== ENTRIES SUPPLIED ==

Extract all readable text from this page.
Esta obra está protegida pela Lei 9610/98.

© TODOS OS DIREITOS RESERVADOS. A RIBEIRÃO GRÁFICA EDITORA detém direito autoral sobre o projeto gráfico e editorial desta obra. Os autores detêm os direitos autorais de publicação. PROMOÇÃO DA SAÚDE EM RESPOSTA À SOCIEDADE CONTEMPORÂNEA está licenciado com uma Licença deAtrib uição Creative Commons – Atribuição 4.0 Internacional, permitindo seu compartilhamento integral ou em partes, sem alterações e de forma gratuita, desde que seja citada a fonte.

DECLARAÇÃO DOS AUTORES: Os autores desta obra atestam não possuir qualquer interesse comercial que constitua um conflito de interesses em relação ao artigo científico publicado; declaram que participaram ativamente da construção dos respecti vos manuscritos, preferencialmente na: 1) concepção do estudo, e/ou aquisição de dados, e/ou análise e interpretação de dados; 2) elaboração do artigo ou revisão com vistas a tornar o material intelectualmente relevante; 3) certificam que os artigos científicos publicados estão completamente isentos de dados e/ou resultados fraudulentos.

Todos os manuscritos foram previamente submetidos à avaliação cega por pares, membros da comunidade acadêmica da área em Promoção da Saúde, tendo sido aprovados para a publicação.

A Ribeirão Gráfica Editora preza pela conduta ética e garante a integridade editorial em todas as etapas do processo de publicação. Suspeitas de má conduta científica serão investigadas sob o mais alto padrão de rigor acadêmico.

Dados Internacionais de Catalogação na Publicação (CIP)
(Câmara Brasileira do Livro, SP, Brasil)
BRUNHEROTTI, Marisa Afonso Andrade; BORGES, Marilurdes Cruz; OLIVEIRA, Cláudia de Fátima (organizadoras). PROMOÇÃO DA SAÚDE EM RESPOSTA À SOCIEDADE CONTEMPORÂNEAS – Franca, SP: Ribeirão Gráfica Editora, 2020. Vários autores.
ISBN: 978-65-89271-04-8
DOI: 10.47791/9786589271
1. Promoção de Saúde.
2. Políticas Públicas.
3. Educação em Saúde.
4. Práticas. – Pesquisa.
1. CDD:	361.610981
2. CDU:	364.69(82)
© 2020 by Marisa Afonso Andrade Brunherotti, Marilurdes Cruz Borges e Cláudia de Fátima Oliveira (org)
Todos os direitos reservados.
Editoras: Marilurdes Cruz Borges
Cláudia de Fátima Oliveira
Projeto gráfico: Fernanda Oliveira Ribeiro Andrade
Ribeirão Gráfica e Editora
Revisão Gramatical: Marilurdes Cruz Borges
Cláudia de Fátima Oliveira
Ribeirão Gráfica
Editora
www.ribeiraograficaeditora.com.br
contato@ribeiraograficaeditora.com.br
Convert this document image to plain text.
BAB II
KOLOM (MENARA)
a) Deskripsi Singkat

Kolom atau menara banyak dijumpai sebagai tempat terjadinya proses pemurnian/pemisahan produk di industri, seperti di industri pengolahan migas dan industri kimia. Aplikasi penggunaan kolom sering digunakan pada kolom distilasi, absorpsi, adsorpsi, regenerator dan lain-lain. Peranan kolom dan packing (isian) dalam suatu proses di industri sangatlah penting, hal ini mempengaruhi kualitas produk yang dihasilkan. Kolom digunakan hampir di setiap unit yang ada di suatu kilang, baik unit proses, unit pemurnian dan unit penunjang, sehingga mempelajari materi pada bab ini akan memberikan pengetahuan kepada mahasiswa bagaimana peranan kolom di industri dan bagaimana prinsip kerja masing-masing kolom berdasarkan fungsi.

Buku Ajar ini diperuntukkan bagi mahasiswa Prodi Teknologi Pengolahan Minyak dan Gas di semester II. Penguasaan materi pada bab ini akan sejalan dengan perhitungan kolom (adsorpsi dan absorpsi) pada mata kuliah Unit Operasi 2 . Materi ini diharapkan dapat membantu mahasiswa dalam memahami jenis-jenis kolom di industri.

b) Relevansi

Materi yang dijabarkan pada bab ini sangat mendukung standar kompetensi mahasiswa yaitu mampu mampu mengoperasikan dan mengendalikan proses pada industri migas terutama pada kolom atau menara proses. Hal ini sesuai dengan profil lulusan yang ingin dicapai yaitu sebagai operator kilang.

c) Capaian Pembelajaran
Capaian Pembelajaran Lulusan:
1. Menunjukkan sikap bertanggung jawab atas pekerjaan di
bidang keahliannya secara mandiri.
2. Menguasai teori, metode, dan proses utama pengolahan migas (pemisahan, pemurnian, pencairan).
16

===

GOAL
Pull out every line holding "SOCIEDADE" from the records above, and copy it.

TASK RESULT
© TODOS OS DIREITOS RESERVADOS. A RIBEIRÃO GRÁFICA EDITORA detém direito autoral sobre o projeto gráfico e editorial desta obra. Os autores detêm os direitos autorais de publicação. PROMOÇÃO DA SAÚDE EM RESPOSTA À SOCIEDADE CONTEMPORÂNEA está licenciado com uma Licença deAtrib uição Creative Commons – Atribuição 4.0 Internacional, permitindo seu compartilhamento integral ou em partes, sem alterações e de forma gratuita, desde que seja citada a fonte.
BRUNHEROTTI, Marisa Afonso Andrade; BORGES, Marilurdes Cruz; OLIVEIRA, Cláudia de Fátima (organizadoras). PROMOÇÃO DA SAÚDE EM RESPOSTA À SOCIEDADE CONTEMPORÂNEAS – Franca, SP: Ribeirão Gráfica Editora, 2020. Vários autores.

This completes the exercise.